**Short problem**
Restate all of the data exactly.

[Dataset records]
* Begin *

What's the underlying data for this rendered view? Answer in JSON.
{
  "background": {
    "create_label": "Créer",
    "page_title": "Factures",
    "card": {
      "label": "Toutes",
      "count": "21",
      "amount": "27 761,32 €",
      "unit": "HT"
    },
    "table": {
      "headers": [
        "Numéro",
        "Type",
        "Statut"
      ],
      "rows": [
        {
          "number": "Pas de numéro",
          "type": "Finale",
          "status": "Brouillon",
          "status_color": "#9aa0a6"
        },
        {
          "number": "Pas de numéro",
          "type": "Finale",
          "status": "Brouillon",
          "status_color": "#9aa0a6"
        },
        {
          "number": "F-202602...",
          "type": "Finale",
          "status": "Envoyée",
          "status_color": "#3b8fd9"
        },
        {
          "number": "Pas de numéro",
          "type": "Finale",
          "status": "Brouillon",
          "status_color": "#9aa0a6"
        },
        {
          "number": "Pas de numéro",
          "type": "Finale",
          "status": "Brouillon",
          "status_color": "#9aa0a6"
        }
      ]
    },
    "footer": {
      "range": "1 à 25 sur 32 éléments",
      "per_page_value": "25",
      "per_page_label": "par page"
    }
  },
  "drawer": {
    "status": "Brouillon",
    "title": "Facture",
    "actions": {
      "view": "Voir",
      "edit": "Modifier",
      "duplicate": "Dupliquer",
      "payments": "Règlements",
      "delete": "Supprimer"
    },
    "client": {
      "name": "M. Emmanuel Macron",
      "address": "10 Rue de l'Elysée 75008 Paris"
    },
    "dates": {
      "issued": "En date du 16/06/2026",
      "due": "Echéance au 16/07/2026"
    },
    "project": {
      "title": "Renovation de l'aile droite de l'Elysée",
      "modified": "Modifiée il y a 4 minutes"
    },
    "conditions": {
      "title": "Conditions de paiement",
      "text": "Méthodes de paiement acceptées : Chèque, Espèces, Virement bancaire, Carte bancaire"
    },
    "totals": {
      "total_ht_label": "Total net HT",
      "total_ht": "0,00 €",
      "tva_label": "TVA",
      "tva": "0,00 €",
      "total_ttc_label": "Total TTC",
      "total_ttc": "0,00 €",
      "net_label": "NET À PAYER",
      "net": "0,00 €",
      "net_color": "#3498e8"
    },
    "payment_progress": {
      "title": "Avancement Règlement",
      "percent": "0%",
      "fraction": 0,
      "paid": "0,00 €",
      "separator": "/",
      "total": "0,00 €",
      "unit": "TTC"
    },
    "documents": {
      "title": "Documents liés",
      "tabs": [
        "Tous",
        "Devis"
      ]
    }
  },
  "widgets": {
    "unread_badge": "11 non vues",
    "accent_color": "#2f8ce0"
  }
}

* End *

**Written answer**
What's the underlying data for this rendered view? Answer in JSON.
{
  "background": {
    "create_label": "Créer",
    "page_title": "Factures",
    "card": {
      "label": "Toutes",
      "count": "21",
      "amount": "27 761,32 €",
      "unit": "HT"
    },
    "table": {
      "headers": [
        "Numéro",
        "Type",
        "Statut"
      ],
      "rows": [
        {
          "number": "Pas de numéro",
          "type": "Finale",
          "status": "Brouillon",
          "status_color": "#9aa0a6"
        },
        {
          "number": "Pas de numéro",
          "type": "Finale",
          "status": "Brouillon",
          "status_color": "#9aa0a6"
        },
        {
          "number": "F-202602...",
          "type": "Finale",
          "status": "Envoyée",
          "status_color": "#3b8fd9"
        },
        {
          "number": "Pas de numéro",
          "type": "Finale",
          "status": "Brouillon",
          "status_color": "#9aa0a6"
        },
        {
          "number": "Pas de numéro",
          "type": "Finale",
          "status": "Brouillon",
          "status_color": "#9aa0a6"
        }
      ]
    },
    "footer": {
      "range": "1 à 25 sur 32 éléments",
      "per_page_value": "25",
      "per_page_label": "par page"
    }
  },
  "drawer": {
    "status": "Brouillon",
    "title": "Facture",
    "actions": {
      "view": "Voir",
      "edit": "Modifier",
      "duplicate": "Dupliquer",
      "payments": "Règlements",
      "delete": "Supprimer"
    },
    "client": {
      "name": "M. Emmanuel Macron",
      "address": "10 Rue de l'Elysée 75008 Paris"
    },
    "dates": {
      "issued": "En date du 16/06/2026",
      "due": "Echéance au 16/07/2026"
    },
    "project": {
      "title": "Renovation de l'aile droite de l'Elysée",
      "modified": "Modifiée il y a 4 minutes"
    },
    "conditions": {
      "title": "Conditions de paiement",
      "text": "Méthodes de paiement acceptées : Chèque, Espèces, Virement bancaire, Carte bancaire"
    },
    "totals": {
      "total_ht_label": "Total net HT",
      "total_ht": "0,00 €",
      "tva_label": "TVA",
      "tva": "0,00 €",
      "total_ttc_label": "Total TTC",
      "total_ttc": "0,00 €",
      "net_label": "NET À PAYER",
      "net": "0,00 €",
      "net_color": "#3498e8"
    },
    "payment_progress": {
      "title": "Avancement Règlement",
      "percent": "0%",
      "fraction": 0,
      "paid": "0,00 €",
      "separator": "/",
      "total": "0,00 €",
      "unit": "TTC"
    },
    "documents": {
      "title": "Documents liés",
      "tabs": [
        "Tous",
        "Devis"
      ]
    }
  },
  "widgets": {
    "unread_badge": "11 non vues",
    "accent_color": "#2f8ce0"
  }
}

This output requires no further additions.